YOUR GOAL:
Count the lines of the records that contain the string "plot", treating case as significant. Give only the number.

TASK INPUTS:

-------

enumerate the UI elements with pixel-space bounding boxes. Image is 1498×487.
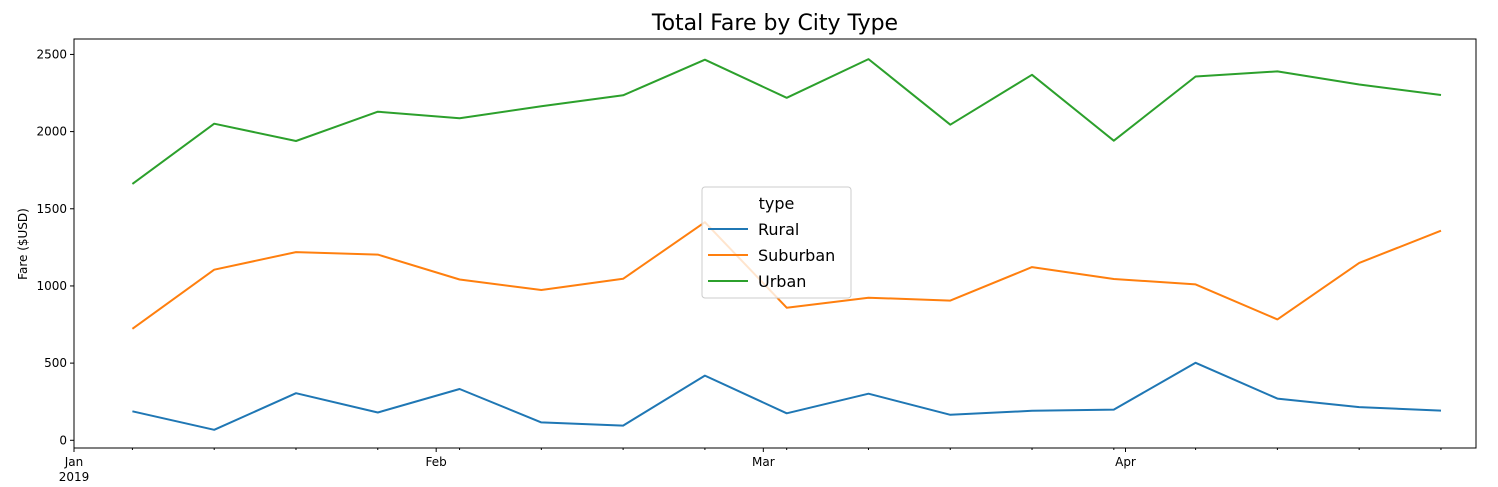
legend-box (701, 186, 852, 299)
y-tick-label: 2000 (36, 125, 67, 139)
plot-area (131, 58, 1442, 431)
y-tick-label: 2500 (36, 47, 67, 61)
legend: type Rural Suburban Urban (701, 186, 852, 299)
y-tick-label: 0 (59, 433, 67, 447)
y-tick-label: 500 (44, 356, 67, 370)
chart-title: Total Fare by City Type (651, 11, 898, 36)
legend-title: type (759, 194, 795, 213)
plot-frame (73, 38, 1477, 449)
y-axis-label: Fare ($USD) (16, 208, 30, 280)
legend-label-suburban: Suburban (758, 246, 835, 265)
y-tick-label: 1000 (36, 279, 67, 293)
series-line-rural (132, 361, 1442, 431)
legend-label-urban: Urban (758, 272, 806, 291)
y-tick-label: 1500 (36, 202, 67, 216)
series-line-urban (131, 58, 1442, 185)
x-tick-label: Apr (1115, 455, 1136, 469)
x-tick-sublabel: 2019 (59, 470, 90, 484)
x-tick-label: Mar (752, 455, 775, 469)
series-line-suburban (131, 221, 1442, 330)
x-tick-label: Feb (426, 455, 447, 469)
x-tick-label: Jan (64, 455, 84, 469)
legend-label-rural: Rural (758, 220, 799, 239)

-------

RIGHT ANSWER:
2